══ Task data

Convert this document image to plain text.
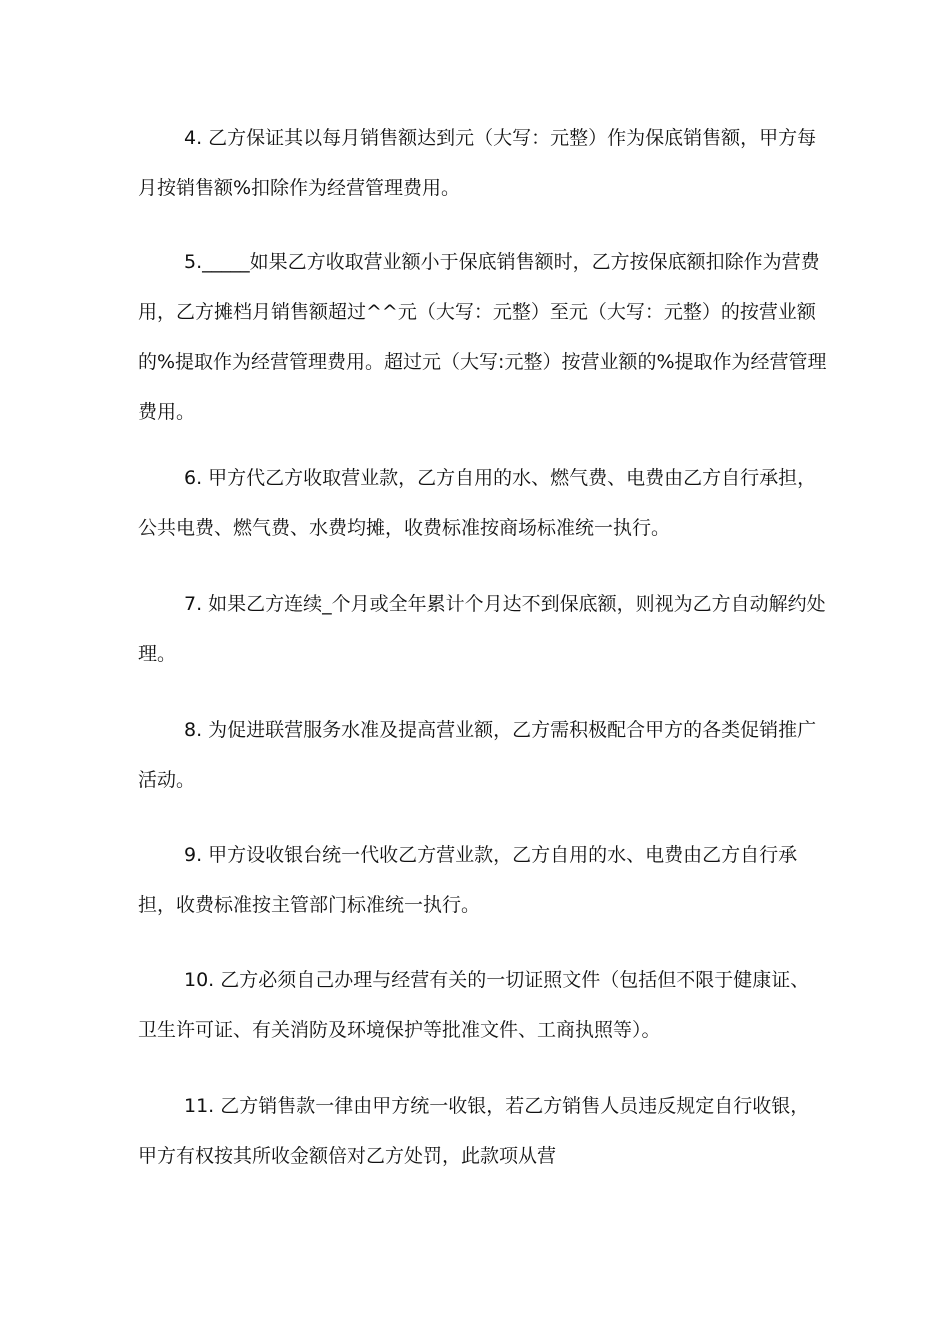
4. 乙方保证其以每月销售额达到元（大写：元整）作为保底销售额，甲方每月按销售额%扣除作为经营管理费用。

5._____如果乙方收取营业额小于保底销售额时，乙方按保底额扣除作为营费用，乙方摊档月销售额超过^^元（大写：元整）至元（大写：元整）的按营业额的%提取作为经营管理费用。超过元（大写:元整）按营业额的%提取作为经营管理费用。

6. 甲方代乙方收取营业款，乙方自用的水、燃气费、电费由乙方自行承担，公共电费、燃气费、水费均摊，收费标准按商场标准统一执行。

7. 如果乙方连续_个月或全年累计个月达不到保底额，则视为乙方自动解约处理。

8. 为促进联营服务水准及提高营业额，乙方需积极配合甲方的各类促销推广活动。

9. 甲方设收银台统一代收乙方营业款，乙方自用的水、电费由乙方自行承担，收费标准按主管部门标准统一执行。

10. 乙方必须自己办理与经营有关的一切证照文件（包括但不限于健康证、卫生许可证、有关消防及环境保护等批准文件、工商执照等）。

11. 乙方销售款一律由甲方统一收银，若乙方销售人员违反规定自行收银，甲方有权按其所收金额倍对乙方处罚，此款项从营
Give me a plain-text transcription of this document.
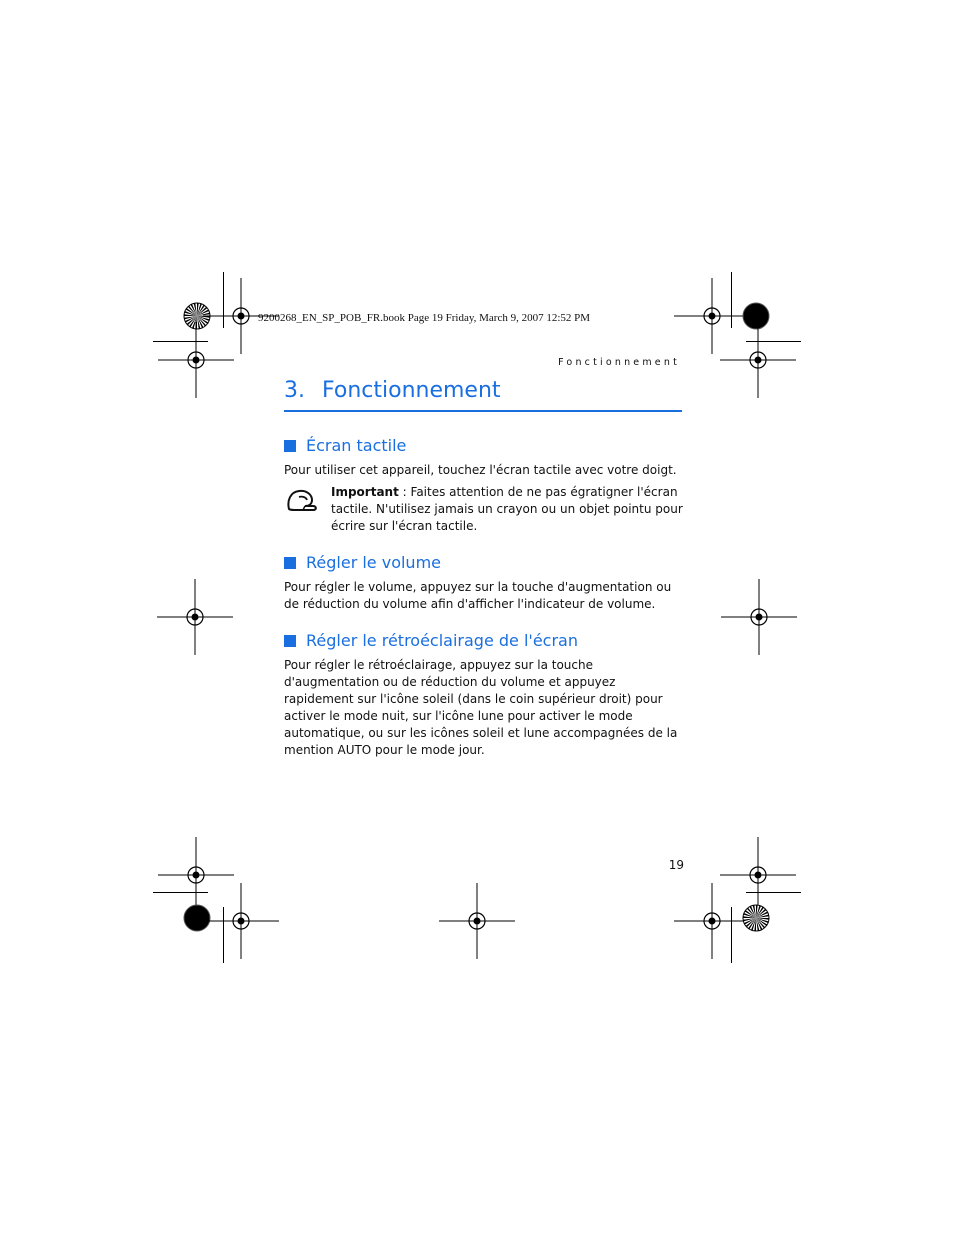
9200268_EN_SP_POB_FR.book Page 19 Friday, March 9, 2007 12:52 PM
Fonctionnement
3. Fonctionnement
Écran tactile
Pour utiliser cet appareil, touchez l'écran tactile avec votre doigt.
Important : Faites attention de ne pas égratigner l'écran tactile. N'utilisez jamais un crayon ou un objet pointu pour écrire sur l'écran tactile.
Régler le volume
Pour régler le volume, appuyez sur la touche d'augmentation ou de réduction du volume afin d'afficher l'indicateur de volume.
Régler le rétroéclairage de l'écran
Pour régler le rétroéclairage, appuyez sur la touche d'augmentation ou de réduction du volume et appuyez rapidement sur l'icône soleil (dans le coin supérieur droit) pour activer le mode nuit, sur l'icône lune pour activer le mode automatique, ou sur les icônes soleil et lune accompagnées de la mention AUTO pour le mode jour.
19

════

### The problem
Repeat each entry above word for word, leaving every picture out.

### Result of the task
Convert this document image to plain text.
4. 乙方保证其以每月销售额达到元（大写：元整）作为保底销售额，甲方每月按销售额%扣除作为经营管理费用。

5._____如果乙方收取营业额小于保底销售额时，乙方按保底额扣除作为营费用，乙方摊档月销售额超过^^元（大写：元整）至元（大写：元整）的按营业额的%提取作为经营管理费用。超过元（大写:元整）按营业额的%提取作为经营管理费用。

6. 甲方代乙方收取营业款，乙方自用的水、燃气费、电费由乙方自行承担，公共电费、燃气费、水费均摊，收费标准按商场标准统一执行。

7. 如果乙方连续_个月或全年累计个月达不到保底额，则视为乙方自动解约处理。

8. 为促进联营服务水准及提高营业额，乙方需积极配合甲方的各类促销推广活动。

9. 甲方设收银台统一代收乙方营业款，乙方自用的水、电费由乙方自行承担，收费标准按主管部门标准统一执行。

10. 乙方必须自己办理与经营有关的一切证照文件（包括但不限于健康证、卫生许可证、有关消防及环境保护等批准文件、工商执照等）。

11. 乙方销售款一律由甲方统一收银，若乙方销售人员违反规定自行收银，甲方有权按其所收金额倍对乙方处罚，此款项从营
Give me a plain-text transcription of this document.
9200268_EN_SP_POB_FR.book Page 19 Friday, March 9, 2007 12:52 PM
Fonctionnement
3. Fonctionnement
Écran tactile
Pour utiliser cet appareil, touchez l'écran tactile avec votre doigt.
Important : Faites attention de ne pas égratigner l'écran tactile. N'utilisez jamais un crayon ou un objet pointu pour écrire sur l'écran tactile.
Régler le volume
Pour régler le volume, appuyez sur la touche d'augmentation ou de réduction du volume afin d'afficher l'indicateur de volume.
Régler le rétroéclairage de l'écran
Pour régler le rétroéclairage, appuyez sur la touche d'augmentation ou de réduction du volume et appuyez rapidement sur l'icône soleil (dans le coin supérieur droit) pour activer le mode nuit, sur l'icône lune pour activer le mode automatique, ou sur les icônes soleil et lune accompagnées de la mention AUTO pour le mode jour.
19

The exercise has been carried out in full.